[Start of DATA SECTION]

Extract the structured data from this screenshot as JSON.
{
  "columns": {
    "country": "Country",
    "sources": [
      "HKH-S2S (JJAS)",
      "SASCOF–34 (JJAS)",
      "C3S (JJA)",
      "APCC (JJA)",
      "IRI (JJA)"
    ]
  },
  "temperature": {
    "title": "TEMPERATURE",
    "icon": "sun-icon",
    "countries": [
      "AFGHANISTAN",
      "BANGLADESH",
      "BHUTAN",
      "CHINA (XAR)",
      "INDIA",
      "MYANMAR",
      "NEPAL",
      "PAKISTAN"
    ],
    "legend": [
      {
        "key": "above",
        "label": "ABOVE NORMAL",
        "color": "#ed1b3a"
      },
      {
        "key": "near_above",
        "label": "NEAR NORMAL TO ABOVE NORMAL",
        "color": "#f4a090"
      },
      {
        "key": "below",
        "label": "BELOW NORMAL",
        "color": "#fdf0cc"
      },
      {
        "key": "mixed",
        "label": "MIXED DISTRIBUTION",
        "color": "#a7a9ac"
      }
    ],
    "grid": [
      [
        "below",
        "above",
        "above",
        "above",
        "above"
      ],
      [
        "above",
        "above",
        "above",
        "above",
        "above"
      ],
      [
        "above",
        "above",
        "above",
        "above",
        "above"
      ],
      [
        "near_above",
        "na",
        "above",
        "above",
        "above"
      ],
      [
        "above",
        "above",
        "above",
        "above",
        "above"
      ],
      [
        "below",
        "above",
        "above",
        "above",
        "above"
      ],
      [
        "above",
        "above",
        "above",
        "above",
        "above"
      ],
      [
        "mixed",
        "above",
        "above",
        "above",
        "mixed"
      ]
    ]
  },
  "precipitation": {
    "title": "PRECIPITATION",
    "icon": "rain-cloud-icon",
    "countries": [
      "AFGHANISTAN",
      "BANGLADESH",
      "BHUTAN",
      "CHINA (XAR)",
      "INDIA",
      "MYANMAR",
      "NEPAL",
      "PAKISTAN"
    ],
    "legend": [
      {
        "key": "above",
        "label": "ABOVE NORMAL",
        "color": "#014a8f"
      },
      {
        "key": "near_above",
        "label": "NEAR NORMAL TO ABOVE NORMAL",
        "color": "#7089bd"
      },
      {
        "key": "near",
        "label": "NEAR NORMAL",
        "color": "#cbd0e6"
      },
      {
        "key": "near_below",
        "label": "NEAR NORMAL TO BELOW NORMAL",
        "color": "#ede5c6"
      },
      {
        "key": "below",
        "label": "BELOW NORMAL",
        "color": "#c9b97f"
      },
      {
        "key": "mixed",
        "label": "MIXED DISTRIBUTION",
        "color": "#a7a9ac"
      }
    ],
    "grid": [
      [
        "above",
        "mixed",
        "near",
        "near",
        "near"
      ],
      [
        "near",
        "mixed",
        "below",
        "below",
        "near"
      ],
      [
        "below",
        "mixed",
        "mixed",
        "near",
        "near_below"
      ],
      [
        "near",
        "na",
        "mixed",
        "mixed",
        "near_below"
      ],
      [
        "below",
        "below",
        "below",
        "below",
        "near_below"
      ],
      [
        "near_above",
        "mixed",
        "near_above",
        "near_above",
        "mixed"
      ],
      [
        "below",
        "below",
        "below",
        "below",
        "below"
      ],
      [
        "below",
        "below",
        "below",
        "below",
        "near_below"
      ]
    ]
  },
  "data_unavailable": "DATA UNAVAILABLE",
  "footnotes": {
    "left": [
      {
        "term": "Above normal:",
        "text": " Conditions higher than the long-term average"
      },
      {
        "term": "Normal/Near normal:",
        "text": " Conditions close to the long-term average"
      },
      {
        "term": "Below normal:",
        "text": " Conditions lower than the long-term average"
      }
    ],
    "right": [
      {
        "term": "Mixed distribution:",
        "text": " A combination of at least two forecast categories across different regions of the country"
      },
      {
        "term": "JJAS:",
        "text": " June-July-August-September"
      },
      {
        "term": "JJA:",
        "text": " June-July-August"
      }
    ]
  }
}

[End of DATA SECTION]

■ **PROBLEM TO WORK ON**:
Write out the entries above once more, without altering anything.

■ **RESULT**:
Extract the structured data from this screenshot as JSON.
{
  "columns": {
    "country": "Country",
    "sources": [
      "HKH-S2S (JJAS)",
      "SASCOF–34 (JJAS)",
      "C3S (JJA)",
      "APCC (JJA)",
      "IRI (JJA)"
    ]
  },
  "temperature": {
    "title": "TEMPERATURE",
    "icon": "sun-icon",
    "countries": [
      "AFGHANISTAN",
      "BANGLADESH",
      "BHUTAN",
      "CHINA (XAR)",
      "INDIA",
      "MYANMAR",
      "NEPAL",
      "PAKISTAN"
    ],
    "legend": [
      {
        "key": "above",
        "label": "ABOVE NORMAL",
        "color": "#ed1b3a"
      },
      {
        "key": "near_above",
        "label": "NEAR NORMAL TO ABOVE NORMAL",
        "color": "#f4a090"
      },
      {
        "key": "below",
        "label": "BELOW NORMAL",
        "color": "#fdf0cc"
      },
      {
        "key": "mixed",
        "label": "MIXED DISTRIBUTION",
        "color": "#a7a9ac"
      }
    ],
    "grid": [
      [
        "below",
        "above",
        "above",
        "above",
        "above"
      ],
      [
        "above",
        "above",
        "above",
        "above",
        "above"
      ],
      [
        "above",
        "above",
        "above",
        "above",
        "above"
      ],
      [
        "near_above",
        "na",
        "above",
        "above",
        "above"
      ],
      [
        "above",
        "above",
        "above",
        "above",
        "above"
      ],
      [
        "below",
        "above",
        "above",
        "above",
        "above"
      ],
      [
        "above",
        "above",
        "above",
        "above",
        "above"
      ],
      [
        "mixed",
        "above",
        "above",
        "above",
        "mixed"
      ]
    ]
  },
  "precipitation": {
    "title": "PRECIPITATION",
    "icon": "rain-cloud-icon",
    "countries": [
      "AFGHANISTAN",
      "BANGLADESH",
      "BHUTAN",
      "CHINA (XAR)",
      "INDIA",
      "MYANMAR",
      "NEPAL",
      "PAKISTAN"
    ],
    "legend": [
      {
        "key": "above",
        "label": "ABOVE NORMAL",
        "color": "#014a8f"
      },
      {
        "key": "near_above",
        "label": "NEAR NORMAL TO ABOVE NORMAL",
        "color": "#7089bd"
      },
      {
        "key": "near",
        "label": "NEAR NORMAL",
        "color": "#cbd0e6"
      },
      {
        "key": "near_below",
        "label": "NEAR NORMAL TO BELOW NORMAL",
        "color": "#ede5c6"
      },
      {
        "key": "below",
        "label": "BELOW NORMAL",
        "color": "#c9b97f"
      },
      {
        "key": "mixed",
        "label": "MIXED DISTRIBUTION",
        "color": "#a7a9ac"
      }
    ],
    "grid": [
      [
        "above",
        "mixed",
        "near",
        "near",
        "near"
      ],
      [
        "near",
        "mixed",
        "below",
        "below",
        "near"
      ],
      [
        "below",
        "mixed",
        "mixed",
        "near",
        "near_below"
      ],
      [
        "near",
        "na",
        "mixed",
        "mixed",
        "near_below"
      ],
      [
        "below",
        "below",
        "below",
        "below",
        "near_below"
      ],
      [
        "near_above",
        "mixed",
        "near_above",
        "near_above",
        "mixed"
      ],
      [
        "below",
        "below",
        "below",
        "below",
        "below"
      ],
      [
        "below",
        "below",
        "below",
        "below",
        "near_below"
      ]
    ]
  },
  "data_unavailable": "DATA UNAVAILABLE",
  "footnotes": {
    "left": [
      {
        "term": "Above normal:",
        "text": " Conditions higher than the long-term average"
      },
      {
        "term": "Normal/Near normal:",
        "text": " Conditions close to the long-term average"
      },
      {
        "term": "Below normal:",
        "text": " Conditions lower than the long-term average"
      }
    ],
    "right": [
      {
        "term": "Mixed distribution:",
        "text": " A combination of at least two forecast categories across different regions of the country"
      },
      {
        "term": "JJAS:",
        "text": " June-July-August-September"
      },
      {
        "term": "JJA:",
        "text": " June-July-August"
      }
    ]
  }
}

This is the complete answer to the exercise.